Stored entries
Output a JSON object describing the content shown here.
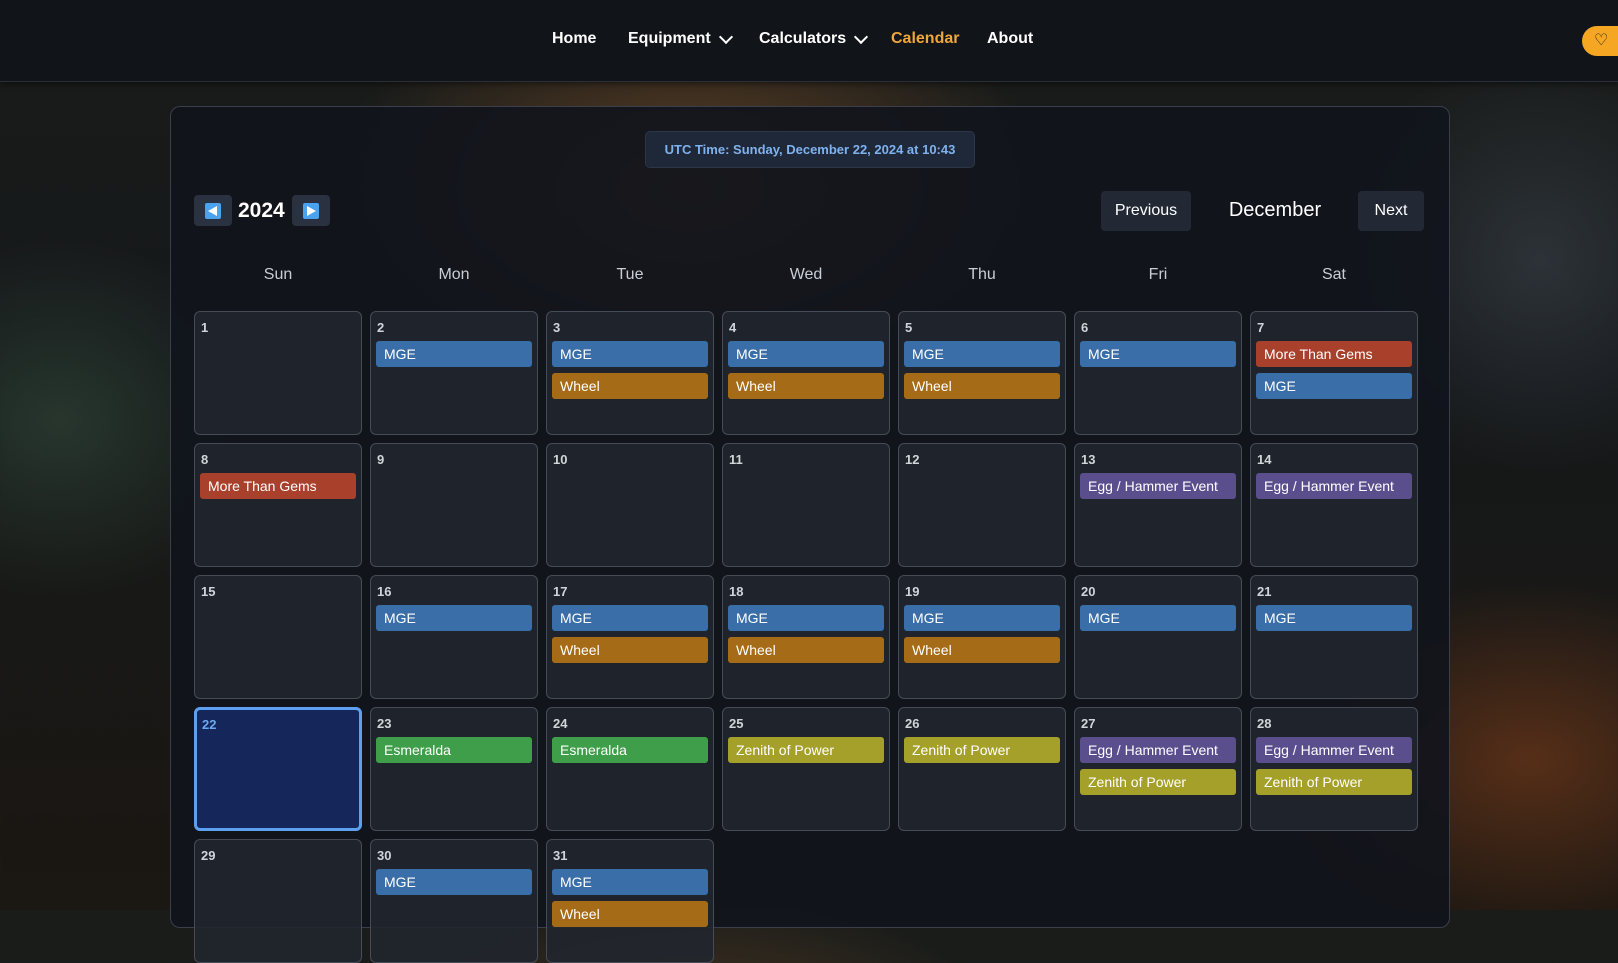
{
  "nav": {
    "items": [
      {
        "label": "Home",
        "active": false,
        "dropdown": false
      },
      {
        "label": "Equipment",
        "active": false,
        "dropdown": true
      },
      {
        "label": "Calculators",
        "active": false,
        "dropdown": true
      },
      {
        "label": "Calendar",
        "active": true,
        "dropdown": false
      },
      {
        "label": "About",
        "active": false,
        "dropdown": false
      }
    ],
    "support_icon": "heart-icon"
  },
  "utc_time": "UTC Time: Sunday, December 22, 2024 at 10:43",
  "year": "2024",
  "month": "December",
  "prev_label": "Previous",
  "next_label": "Next",
  "weekdays": [
    "Sun",
    "Mon",
    "Tue",
    "Wed",
    "Thu",
    "Fri",
    "Sat"
  ],
  "colors": {
    "MGE": "#3a6ea8",
    "Wheel": "#a66b16",
    "More Than Gems": "#a8402c",
    "Egg / Hammer Event": "#5a4f8c",
    "Esmeralda": "#3f9e4a",
    "Zenith of Power": "#a5a02a"
  },
  "today": 22,
  "days": [
    {
      "num": "1",
      "events": []
    },
    {
      "num": "2",
      "events": [
        "MGE"
      ]
    },
    {
      "num": "3",
      "events": [
        "MGE",
        "Wheel"
      ]
    },
    {
      "num": "4",
      "events": [
        "MGE",
        "Wheel"
      ]
    },
    {
      "num": "5",
      "events": [
        "MGE",
        "Wheel"
      ]
    },
    {
      "num": "6",
      "events": [
        "MGE"
      ]
    },
    {
      "num": "7",
      "events": [
        "More Than Gems",
        "MGE"
      ]
    },
    {
      "num": "8",
      "events": [
        "More Than Gems"
      ]
    },
    {
      "num": "9",
      "events": []
    },
    {
      "num": "10",
      "events": []
    },
    {
      "num": "11",
      "events": []
    },
    {
      "num": "12",
      "events": []
    },
    {
      "num": "13",
      "events": [
        "Egg / Hammer Event"
      ]
    },
    {
      "num": "14",
      "events": [
        "Egg / Hammer Event"
      ]
    },
    {
      "num": "15",
      "events": []
    },
    {
      "num": "16",
      "events": [
        "MGE"
      ]
    },
    {
      "num": "17",
      "events": [
        "MGE",
        "Wheel"
      ]
    },
    {
      "num": "18",
      "events": [
        "MGE",
        "Wheel"
      ]
    },
    {
      "num": "19",
      "events": [
        "MGE",
        "Wheel"
      ]
    },
    {
      "num": "20",
      "events": [
        "MGE"
      ]
    },
    {
      "num": "21",
      "events": [
        "MGE"
      ]
    },
    {
      "num": "22",
      "events": []
    },
    {
      "num": "23",
      "events": [
        "Esmeralda"
      ]
    },
    {
      "num": "24",
      "events": [
        "Esmeralda"
      ]
    },
    {
      "num": "25",
      "events": [
        "Zenith of Power"
      ]
    },
    {
      "num": "26",
      "events": [
        "Zenith of Power"
      ]
    },
    {
      "num": "27",
      "events": [
        "Egg / Hammer Event",
        "Zenith of Power"
      ]
    },
    {
      "num": "28",
      "events": [
        "Egg / Hammer Event",
        "Zenith of Power"
      ]
    },
    {
      "num": "29",
      "events": []
    },
    {
      "num": "30",
      "events": [
        "MGE"
      ]
    },
    {
      "num": "31",
      "events": [
        "MGE",
        "Wheel"
      ]
    }
  ]
}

Written task ->
Copy every record above exactly, leaving out any pictures.

Solution to the problem ->
Output a JSON object describing the content shown here.
{
  "nav": {
    "items": [
      {
        "label": "Home",
        "active": false,
        "dropdown": false
      },
      {
        "label": "Equipment",
        "active": false,
        "dropdown": true
      },
      {
        "label": "Calculators",
        "active": false,
        "dropdown": true
      },
      {
        "label": "Calendar",
        "active": true,
        "dropdown": false
      },
      {
        "label": "About",
        "active": false,
        "dropdown": false
      }
    ],
    "support_icon": "heart-icon"
  },
  "utc_time": "UTC Time: Sunday, December 22, 2024 at 10:43",
  "year": "2024",
  "month": "December",
  "prev_label": "Previous",
  "next_label": "Next",
  "weekdays": [
    "Sun",
    "Mon",
    "Tue",
    "Wed",
    "Thu",
    "Fri",
    "Sat"
  ],
  "colors": {
    "MGE": "#3a6ea8",
    "Wheel": "#a66b16",
    "More Than Gems": "#a8402c",
    "Egg / Hammer Event": "#5a4f8c",
    "Esmeralda": "#3f9e4a",
    "Zenith of Power": "#a5a02a"
  },
  "today": 22,
  "days": [
    {
      "num": "1",
      "events": []
    },
    {
      "num": "2",
      "events": [
        "MGE"
      ]
    },
    {
      "num": "3",
      "events": [
        "MGE",
        "Wheel"
      ]
    },
    {
      "num": "4",
      "events": [
        "MGE",
        "Wheel"
      ]
    },
    {
      "num": "5",
      "events": [
        "MGE",
        "Wheel"
      ]
    },
    {
      "num": "6",
      "events": [
        "MGE"
      ]
    },
    {
      "num": "7",
      "events": [
        "More Than Gems",
        "MGE"
      ]
    },
    {
      "num": "8",
      "events": [
        "More Than Gems"
      ]
    },
    {
      "num": "9",
      "events": []
    },
    {
      "num": "10",
      "events": []
    },
    {
      "num": "11",
      "events": []
    },
    {
      "num": "12",
      "events": []
    },
    {
      "num": "13",
      "events": [
        "Egg / Hammer Event"
      ]
    },
    {
      "num": "14",
      "events": [
        "Egg / Hammer Event"
      ]
    },
    {
      "num": "15",
      "events": []
    },
    {
      "num": "16",
      "events": [
        "MGE"
      ]
    },
    {
      "num": "17",
      "events": [
        "MGE",
        "Wheel"
      ]
    },
    {
      "num": "18",
      "events": [
        "MGE",
        "Wheel"
      ]
    },
    {
      "num": "19",
      "events": [
        "MGE",
        "Wheel"
      ]
    },
    {
      "num": "20",
      "events": [
        "MGE"
      ]
    },
    {
      "num": "21",
      "events": [
        "MGE"
      ]
    },
    {
      "num": "22",
      "events": []
    },
    {
      "num": "23",
      "events": [
        "Esmeralda"
      ]
    },
    {
      "num": "24",
      "events": [
        "Esmeralda"
      ]
    },
    {
      "num": "25",
      "events": [
        "Zenith of Power"
      ]
    },
    {
      "num": "26",
      "events": [
        "Zenith of Power"
      ]
    },
    {
      "num": "27",
      "events": [
        "Egg / Hammer Event",
        "Zenith of Power"
      ]
    },
    {
      "num": "28",
      "events": [
        "Egg / Hammer Event",
        "Zenith of Power"
      ]
    },
    {
      "num": "29",
      "events": []
    },
    {
      "num": "30",
      "events": [
        "MGE"
      ]
    },
    {
      "num": "31",
      "events": [
        "MGE",
        "Wheel"
      ]
    }
  ]
}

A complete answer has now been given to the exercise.